▶ **Problem**
Going through the material below, please gather all lines with the word "HIỆN" in them.

— START OF Provided data —

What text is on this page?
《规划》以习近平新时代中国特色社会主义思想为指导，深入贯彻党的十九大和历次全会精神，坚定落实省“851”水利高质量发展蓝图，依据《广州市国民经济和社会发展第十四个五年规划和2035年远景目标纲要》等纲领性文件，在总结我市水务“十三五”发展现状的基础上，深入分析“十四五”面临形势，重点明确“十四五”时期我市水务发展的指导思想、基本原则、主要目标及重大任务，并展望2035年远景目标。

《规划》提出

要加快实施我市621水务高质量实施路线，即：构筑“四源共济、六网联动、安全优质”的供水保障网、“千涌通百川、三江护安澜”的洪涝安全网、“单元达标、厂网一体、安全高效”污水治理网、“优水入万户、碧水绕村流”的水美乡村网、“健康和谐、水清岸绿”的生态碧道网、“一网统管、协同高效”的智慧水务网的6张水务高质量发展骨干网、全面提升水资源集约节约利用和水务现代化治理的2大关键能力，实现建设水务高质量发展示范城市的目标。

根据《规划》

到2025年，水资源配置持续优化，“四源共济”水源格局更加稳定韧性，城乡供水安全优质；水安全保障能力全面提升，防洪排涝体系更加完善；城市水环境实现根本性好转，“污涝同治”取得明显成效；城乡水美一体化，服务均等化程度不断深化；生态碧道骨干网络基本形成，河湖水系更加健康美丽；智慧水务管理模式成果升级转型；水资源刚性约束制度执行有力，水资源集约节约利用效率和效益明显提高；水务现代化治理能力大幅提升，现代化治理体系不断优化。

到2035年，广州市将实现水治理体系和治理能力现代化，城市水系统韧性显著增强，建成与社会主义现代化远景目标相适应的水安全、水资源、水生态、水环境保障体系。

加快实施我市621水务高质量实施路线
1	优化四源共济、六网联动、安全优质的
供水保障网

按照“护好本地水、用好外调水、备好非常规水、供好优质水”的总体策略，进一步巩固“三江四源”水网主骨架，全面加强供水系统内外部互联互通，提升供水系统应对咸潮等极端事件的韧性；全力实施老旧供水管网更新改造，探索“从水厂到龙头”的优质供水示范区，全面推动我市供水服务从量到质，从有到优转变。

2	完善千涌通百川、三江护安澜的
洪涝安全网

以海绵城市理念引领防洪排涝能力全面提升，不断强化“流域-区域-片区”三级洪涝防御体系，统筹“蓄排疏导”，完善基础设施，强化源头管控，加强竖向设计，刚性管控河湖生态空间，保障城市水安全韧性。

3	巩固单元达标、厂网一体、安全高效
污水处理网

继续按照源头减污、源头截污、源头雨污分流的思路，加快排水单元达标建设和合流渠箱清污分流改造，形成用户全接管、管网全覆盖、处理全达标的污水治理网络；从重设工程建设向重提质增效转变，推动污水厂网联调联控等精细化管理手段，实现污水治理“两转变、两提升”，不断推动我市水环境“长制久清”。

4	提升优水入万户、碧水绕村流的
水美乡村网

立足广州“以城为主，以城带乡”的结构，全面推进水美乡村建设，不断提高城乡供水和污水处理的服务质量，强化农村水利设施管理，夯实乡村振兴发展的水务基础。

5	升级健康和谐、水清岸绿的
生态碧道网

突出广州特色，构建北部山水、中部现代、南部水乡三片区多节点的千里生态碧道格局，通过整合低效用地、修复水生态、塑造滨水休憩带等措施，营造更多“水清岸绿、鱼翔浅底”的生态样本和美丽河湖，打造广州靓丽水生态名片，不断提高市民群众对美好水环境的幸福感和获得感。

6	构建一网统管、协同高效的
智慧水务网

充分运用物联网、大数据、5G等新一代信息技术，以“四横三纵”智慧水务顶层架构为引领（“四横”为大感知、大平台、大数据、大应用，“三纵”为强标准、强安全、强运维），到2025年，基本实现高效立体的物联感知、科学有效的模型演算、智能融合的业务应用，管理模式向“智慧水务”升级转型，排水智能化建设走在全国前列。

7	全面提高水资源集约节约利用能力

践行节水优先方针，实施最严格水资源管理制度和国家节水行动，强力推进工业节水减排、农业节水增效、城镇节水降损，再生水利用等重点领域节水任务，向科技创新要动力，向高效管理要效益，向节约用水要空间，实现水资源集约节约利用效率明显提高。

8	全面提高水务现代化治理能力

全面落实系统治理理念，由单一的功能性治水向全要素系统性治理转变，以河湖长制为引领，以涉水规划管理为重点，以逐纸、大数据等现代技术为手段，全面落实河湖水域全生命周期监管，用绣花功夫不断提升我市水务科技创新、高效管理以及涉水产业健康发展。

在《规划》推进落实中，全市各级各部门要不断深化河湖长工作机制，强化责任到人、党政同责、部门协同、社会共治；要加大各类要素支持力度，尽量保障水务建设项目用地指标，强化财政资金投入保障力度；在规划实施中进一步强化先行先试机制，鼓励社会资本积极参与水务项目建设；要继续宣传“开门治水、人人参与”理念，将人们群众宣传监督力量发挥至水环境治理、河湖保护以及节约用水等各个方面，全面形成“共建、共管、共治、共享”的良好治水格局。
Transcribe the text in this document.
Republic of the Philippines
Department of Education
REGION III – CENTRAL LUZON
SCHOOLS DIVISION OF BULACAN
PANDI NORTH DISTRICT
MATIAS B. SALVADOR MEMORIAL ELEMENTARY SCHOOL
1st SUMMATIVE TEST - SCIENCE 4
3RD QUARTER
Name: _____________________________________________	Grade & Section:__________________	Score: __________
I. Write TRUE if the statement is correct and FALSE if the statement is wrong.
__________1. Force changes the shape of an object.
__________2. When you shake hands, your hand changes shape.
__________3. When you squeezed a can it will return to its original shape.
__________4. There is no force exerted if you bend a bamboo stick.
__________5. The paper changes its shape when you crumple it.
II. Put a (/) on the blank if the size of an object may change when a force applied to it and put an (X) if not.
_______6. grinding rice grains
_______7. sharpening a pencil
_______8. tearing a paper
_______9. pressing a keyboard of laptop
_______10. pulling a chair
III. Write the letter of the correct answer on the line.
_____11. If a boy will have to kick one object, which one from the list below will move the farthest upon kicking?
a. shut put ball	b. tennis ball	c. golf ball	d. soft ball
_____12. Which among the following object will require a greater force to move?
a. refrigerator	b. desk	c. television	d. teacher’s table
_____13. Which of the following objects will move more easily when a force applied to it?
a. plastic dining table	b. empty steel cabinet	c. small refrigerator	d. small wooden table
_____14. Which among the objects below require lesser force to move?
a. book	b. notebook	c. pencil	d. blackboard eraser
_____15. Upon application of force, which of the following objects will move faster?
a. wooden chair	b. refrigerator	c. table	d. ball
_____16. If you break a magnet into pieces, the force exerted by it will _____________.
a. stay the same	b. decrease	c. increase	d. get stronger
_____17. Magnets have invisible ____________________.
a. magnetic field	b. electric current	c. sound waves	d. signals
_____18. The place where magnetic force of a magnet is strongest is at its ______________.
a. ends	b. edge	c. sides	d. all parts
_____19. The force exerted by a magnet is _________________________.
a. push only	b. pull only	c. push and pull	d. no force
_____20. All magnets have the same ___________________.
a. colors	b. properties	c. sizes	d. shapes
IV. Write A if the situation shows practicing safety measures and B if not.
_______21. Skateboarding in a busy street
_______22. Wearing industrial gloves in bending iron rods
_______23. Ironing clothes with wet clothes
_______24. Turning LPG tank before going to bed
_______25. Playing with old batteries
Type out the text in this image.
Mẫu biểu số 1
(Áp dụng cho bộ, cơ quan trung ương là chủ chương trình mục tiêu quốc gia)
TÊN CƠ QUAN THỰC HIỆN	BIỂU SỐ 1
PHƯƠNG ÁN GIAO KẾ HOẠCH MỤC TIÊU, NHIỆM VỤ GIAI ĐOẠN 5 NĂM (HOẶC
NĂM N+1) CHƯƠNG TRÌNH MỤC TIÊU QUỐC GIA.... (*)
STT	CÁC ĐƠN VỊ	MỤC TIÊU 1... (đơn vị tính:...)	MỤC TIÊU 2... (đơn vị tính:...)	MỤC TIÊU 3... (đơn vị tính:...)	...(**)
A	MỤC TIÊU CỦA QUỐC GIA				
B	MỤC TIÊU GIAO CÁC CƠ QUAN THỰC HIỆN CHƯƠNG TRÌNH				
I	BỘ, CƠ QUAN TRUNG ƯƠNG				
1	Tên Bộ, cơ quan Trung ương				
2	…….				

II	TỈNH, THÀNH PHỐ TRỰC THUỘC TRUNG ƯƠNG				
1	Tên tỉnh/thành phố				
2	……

— END OF Provided data —

▶ **Reply to the task**
TÊN CƠ QUAN THỰC HIỆN	BIỂU SỐ 1
B	MỤC TIÊU GIAO CÁC CƠ QUAN THỰC HIỆN CHƯƠNG TRÌNH				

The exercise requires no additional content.